_Selected text_.
────────

National Security

Think helping to fight ISIS will get you off terrorist list? Think again

A sign in the Qandeel Mountains of Iraqi Kurdistan marks the headquarters of the PKK in 2008. The organization is listed as a terrorist organization in the United States.
A sign in the Qandeel Mountains of Iraqi Kurdistan marks the headquarters of the PKK in 2008. The organization is listed as a terrorist organization in the United States. MCT

The role of Syrian Kurds in the U.S.-led fight against the Islamic State has prompted calls for the removal of an affiliated Kurdish guerrilla group from the U.S. blacklist, bringing fresh scrutiny to a terrorist-designation process that some critics call arbitrary and outdated.

So far, the U.S. government’s response to the fighters of the Kurdish Workers Party, the PKK, could be summed up as: Thanks for the help, but you’re staying on the list.

────────

Listings of element locations

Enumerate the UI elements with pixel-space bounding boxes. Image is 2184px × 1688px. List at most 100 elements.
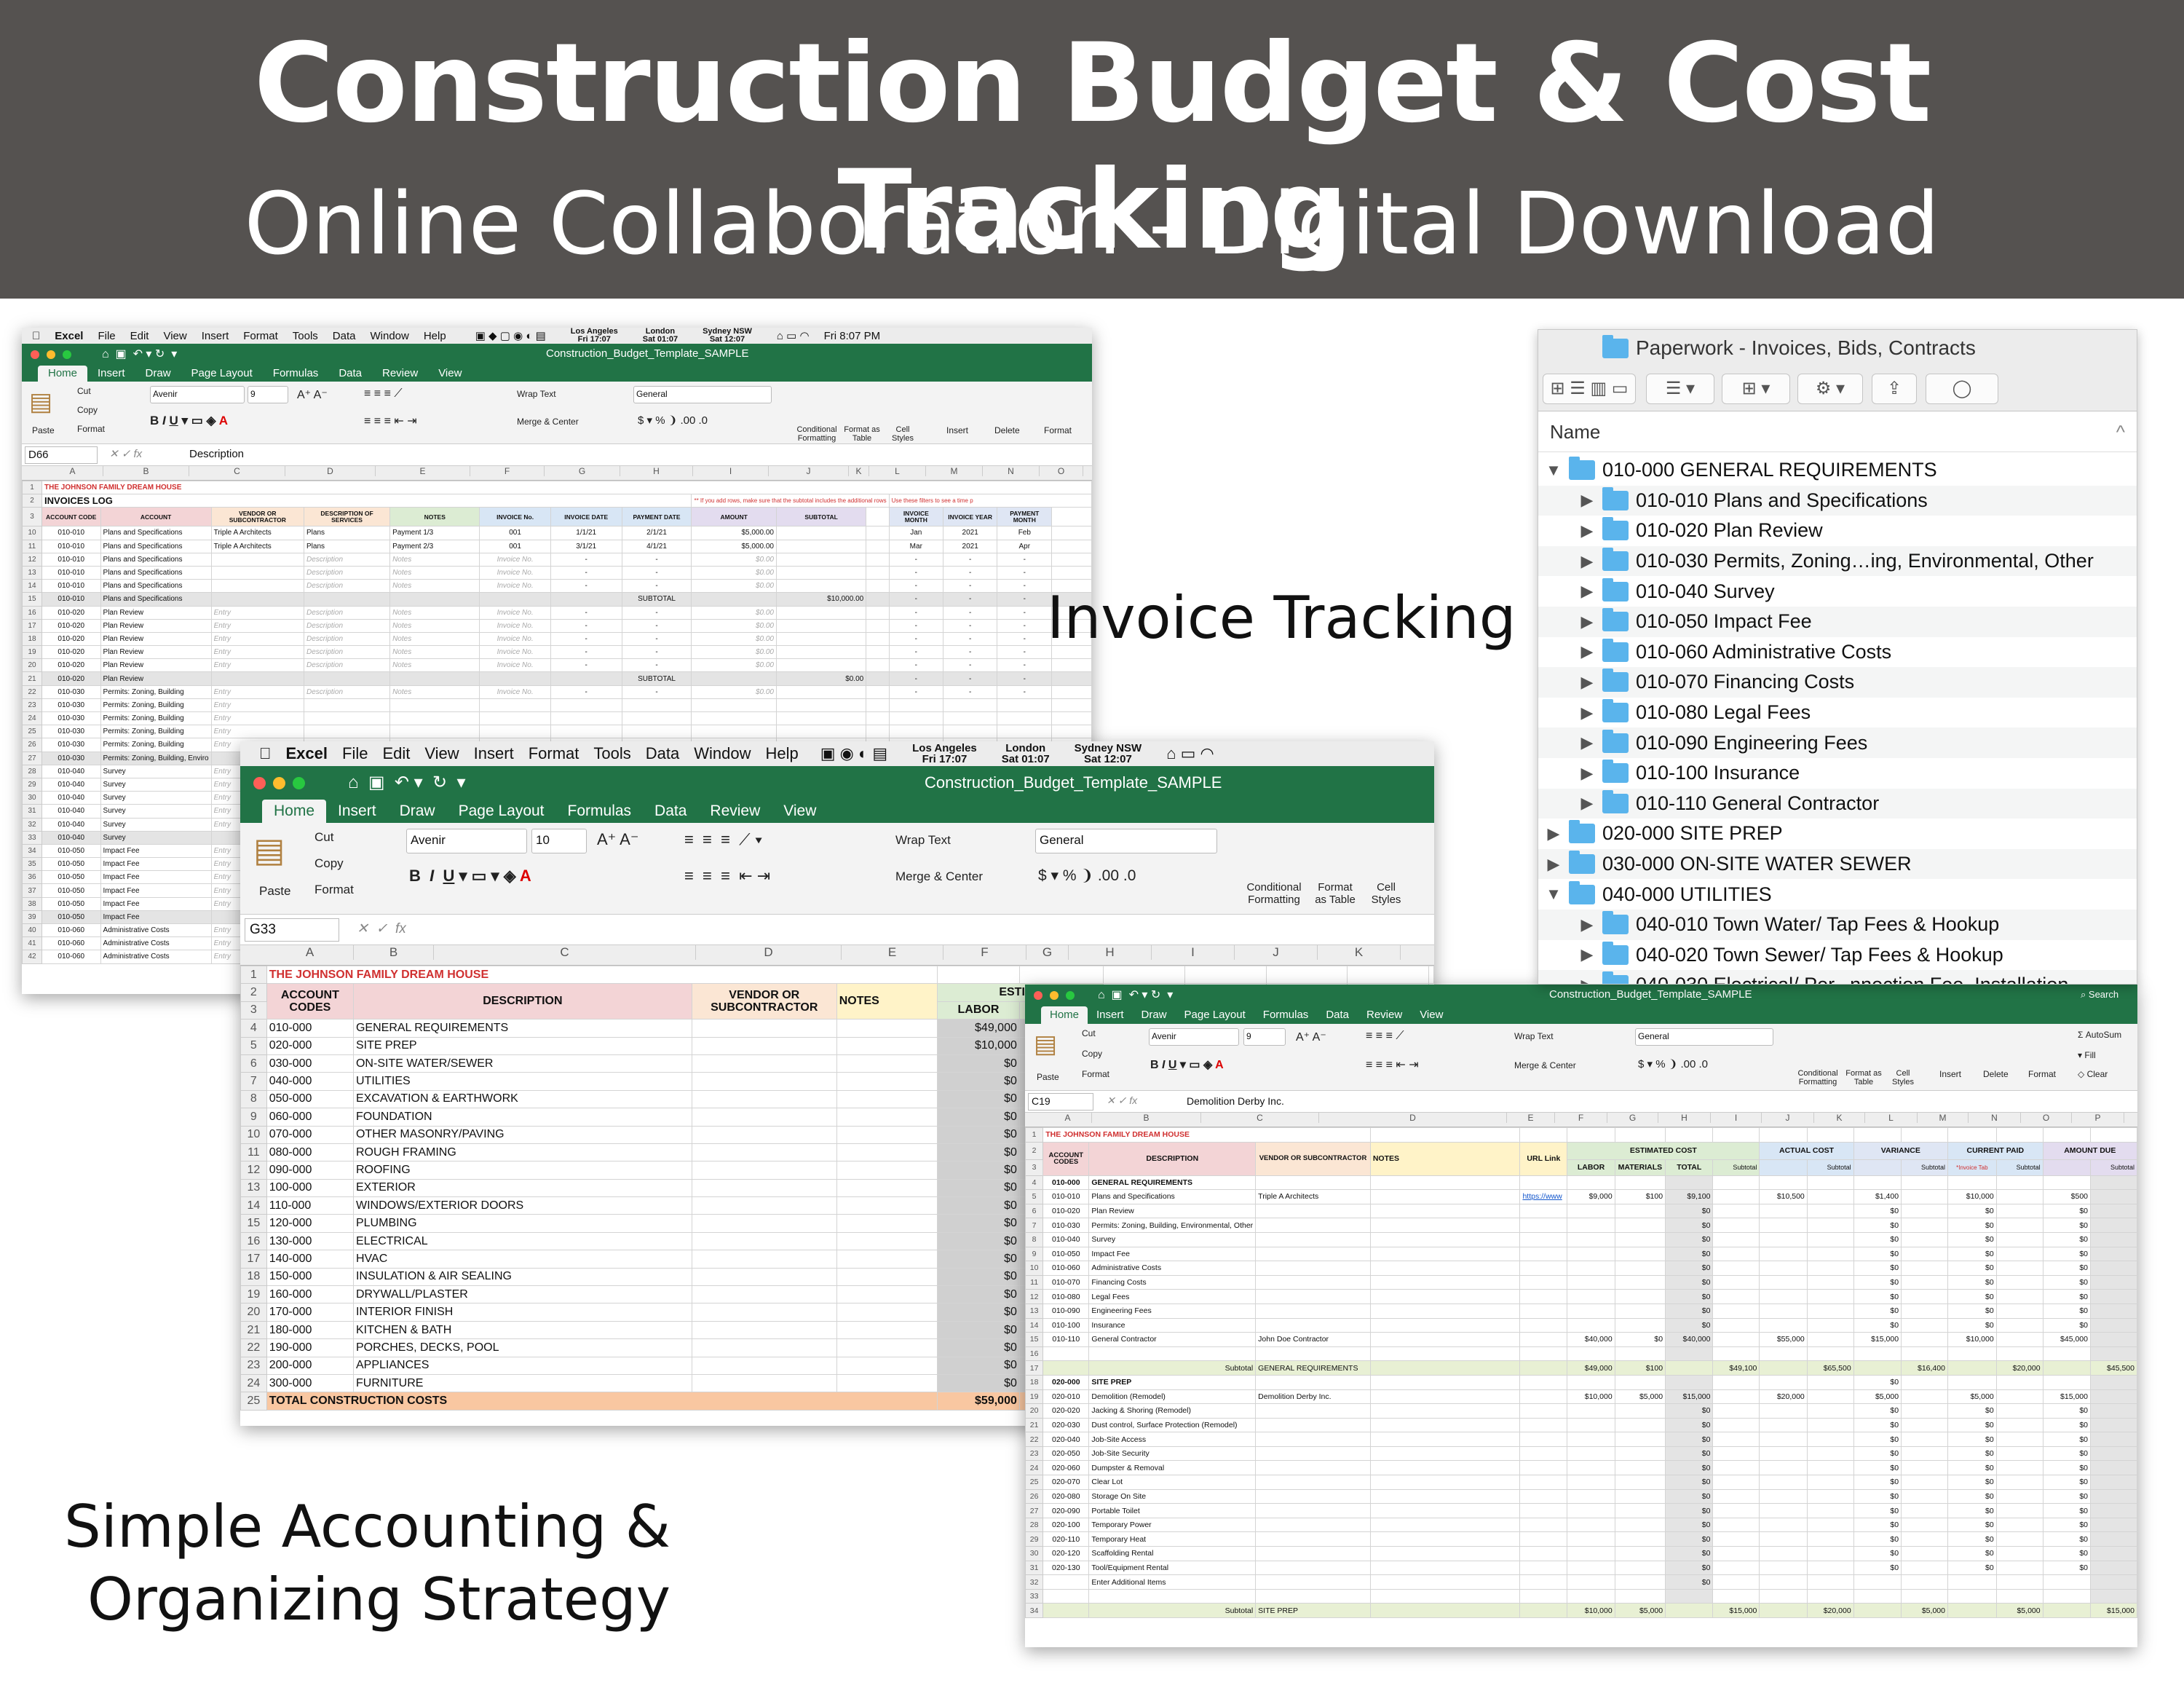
name-box[interactable]: C19 [1028,1093,1093,1111]
menu-item[interactable]: View [163,330,186,342]
merge-center-button[interactable]: Merge & Center [517,417,579,427]
column-header[interactable]: G [1026,945,1069,960]
insert-button[interactable]: Insert [946,425,968,435]
column-header[interactable]: E [1507,1113,1555,1123]
number-buttons[interactable]: $ ▾ % ❩ .00 .0 [638,414,708,427]
column-header[interactable]: I [1152,945,1235,960]
font-name-select[interactable]: Avenir [150,386,245,403]
conditional-formatting-button[interactable]: Conditional Formatting [1239,881,1309,907]
finder-row[interactable]: ▶ 040-030 Electrical/ Per...nnection Fee,… [1538,970,2137,984]
column-header[interactable]: J [1762,1113,1814,1123]
format-button[interactable]: Format [1044,425,1072,435]
menu-item[interactable]: Tools [593,744,630,763]
tab-page-layout[interactable]: Page Layout [181,366,263,382]
format-as-table-button[interactable]: Format as Table [1312,881,1358,907]
merge-center-button[interactable]: Merge & Center [895,869,983,884]
disclosure-closed-icon[interactable]: ▶ [1546,855,1562,874]
column-header[interactable]: J [769,466,849,476]
name-column-header[interactable]: Name ^ [1538,411,2137,452]
disclosure-closed-icon[interactable]: ▶ [1579,733,1595,752]
finder-row[interactable]: ▼ 040-000 UTILITIES [1538,879,2137,910]
alignment-buttons-2[interactable]: ≡ ≡ ≡ ⇤ ⇥ [684,867,770,886]
tab-insert[interactable]: Insert [326,800,388,823]
font-size-buttons[interactable]: A⁺ A⁻ [1296,1030,1326,1044]
paste-button[interactable]: Paste [32,425,55,435]
number-format-select[interactable]: General [1035,829,1217,853]
alignment-buttons[interactable]: ≡ ≡ ≡ ⟋ ▾ [684,830,762,849]
font-name-select[interactable]: Avenir [1149,1028,1239,1046]
column-header[interactable]: D [1319,1113,1507,1123]
finder-row[interactable]: ▶ 040-020 Town Sewer/ Tap Fees & Hookup [1538,940,2137,971]
disclosure-closed-icon[interactable]: ▶ [1579,491,1595,510]
wifi-icon[interactable]: ⌂ ▭ ◠ [1166,744,1214,763]
clear-button[interactable]: ◇ Clear [2078,1069,2108,1079]
wrap-text-button[interactable]: Wrap Text [895,833,951,848]
tab-formulas[interactable]: Formulas [556,800,644,823]
disclosure-closed-icon[interactable]: ▶ [1579,976,1595,984]
menu-item[interactable]: Help [424,330,446,342]
delete-button[interactable]: Delete [1983,1069,2009,1079]
copy-button[interactable]: Copy [314,856,344,871]
tab-draw[interactable]: Draw [135,366,181,382]
tab-review[interactable]: Review [1358,1006,1411,1024]
tab-view[interactable]: View [1411,1006,1452,1024]
tab-home[interactable]: Home [262,800,327,823]
disclosure-closed-icon[interactable]: ▶ [1579,552,1595,571]
wifi-icon[interactable]: ⌂ ▭ ◠ [777,329,810,342]
menu-item[interactable]: Window [694,744,751,763]
menu-item[interactable]: Window [370,330,408,342]
column-header[interactable]: B [1092,1113,1201,1123]
font-size-select[interactable]: 9 [248,386,288,403]
fill-button[interactable]: ▾ Fill [2078,1050,2096,1060]
number-format-select[interactable]: General [633,386,772,403]
copy-button[interactable]: Copy [1082,1049,1102,1059]
finder-row[interactable]: ▶ 040-010 Town Water/ Tap Fees & Hookup [1538,910,2137,940]
menu-item[interactable]: View [424,744,459,763]
column-header[interactable]: B [354,945,434,960]
tab-home[interactable]: Home [38,366,88,382]
cut-button[interactable]: Cut [314,830,333,845]
tab-page-layout[interactable]: Page Layout [1176,1006,1254,1024]
font-size-select[interactable]: 10 [531,829,587,853]
column-header[interactable]: F [943,945,1026,960]
font-size-buttons[interactable]: A⁺ A⁻ [297,387,328,402]
cut-button[interactable]: Cut [77,386,91,396]
disclosure-closed-icon[interactable]: ▶ [1579,915,1595,934]
menu-item[interactable]: File [98,330,115,342]
column-header[interactable]: L [869,466,926,476]
column-header[interactable]: K [1318,945,1401,960]
menu-item[interactable]: Format [243,330,278,342]
menu-item[interactable]: Data [646,744,679,763]
column-header[interactable]: O [2021,1113,2072,1123]
tab-formulas[interactable]: Formulas [1254,1006,1318,1024]
cell-styles-button[interactable]: Cell Styles [885,425,920,443]
wrap-text-button[interactable]: Wrap Text [517,389,556,399]
merge-center-button[interactable]: Merge & Center [1514,1060,1576,1070]
column-header[interactable]: D [696,945,842,960]
autosum-button[interactable]: Σ AutoSum [2078,1030,2121,1040]
format-painter-button[interactable]: Format [314,883,354,897]
conditional-formatting-button[interactable]: Conditional Formatting [794,425,840,443]
gear-icon[interactable]: ⚙ ▾ [1797,374,1863,404]
menu-item[interactable]: Tools [293,330,318,342]
column-header[interactable]: M [1918,1113,1969,1123]
column-header[interactable]: A [42,466,103,476]
tab-data[interactable]: Data [328,366,372,382]
arrange-button[interactable]: ⊞ ▾ [1722,374,1790,404]
column-header[interactable]: A [266,945,354,960]
bold-italic-underline[interactable]: B I U ▾ ▭ ◈ A [1150,1057,1224,1072]
view-mode-buttons[interactable]: ⊞ ☰ ▥ ▭ [1543,374,1636,404]
group-by-button[interactable]: ☰ ▾ [1646,374,1714,404]
column-header[interactable]: M [926,466,983,476]
quick-access-icons[interactable]: ⌂ ▣ ↶ ▾ ↻ ▾ [102,347,177,361]
formula-input[interactable]: Description [189,448,244,460]
menu-item[interactable]: File [342,744,368,763]
finder-row[interactable]: ▶ 020-000 SITE PREP [1538,819,2137,849]
font-size-buttons[interactable]: A⁺ A⁻ [597,830,638,849]
disclosure-closed-icon[interactable]: ▶ [1579,764,1595,783]
quick-access-icons[interactable]: ⌂ ▣ ↶ ▾ ↻ ▾ [348,772,466,793]
finder-row[interactable]: ▶ 010-080 Legal Fees [1538,698,2137,728]
column-header[interactable]: H [1658,1113,1711,1123]
tab-view[interactable]: View [428,366,472,382]
column-header[interactable]: C [434,945,696,960]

────────

_Jobs_.
1 > Summarize the PKK terrorist-list article in two sentences.
2 > Switch "guerrilla" to "militant" in the PKK terrorist-list article, and write out the passage starting at "Think helping to" and ending at "on the list.".
Rely only on the PKK terrorist-list article.

_The replies_.
1 > The role of Syrian Kurds in the U.S.-led fight against the Islamic State has prompted calls to remove the PKK, an affiliated Kurdish guerrilla group, from the U.S. blacklist, bringing fresh scrutiny to a designation process that some critics call arbitrary and outdated. So far, the U.S. government's response has amounted to thanking the PKK fighters for their help while keeping them on the list.

2 >
Think helping to fight ISIS will get you off terrorist list? Think again

A sign in the Qandeel Mountains of Iraqi Kurdistan marks the headquarters of the PKK in 2008. The organization is listed as a terrorist organization in the United States.
A sign in the Qandeel Mountains of Iraqi Kurdistan marks the headquarters of the PKK in 2008. The organization is listed as a terrorist organization in the United States. MCT

The role of Syrian Kurds in the U.S.-led fight against the Islamic State has prompted calls for the removal of an affiliated Kurdish militant group from the U.S. blacklist, bringing fresh scrutiny to a terrorist-designation process that some critics call arbitrary and outdated.

So far, the U.S. government’s response to the fighters of the Kurdish Workers Party, the PKK, could be summed up as: Thanks for the help, but you’re staying on the list.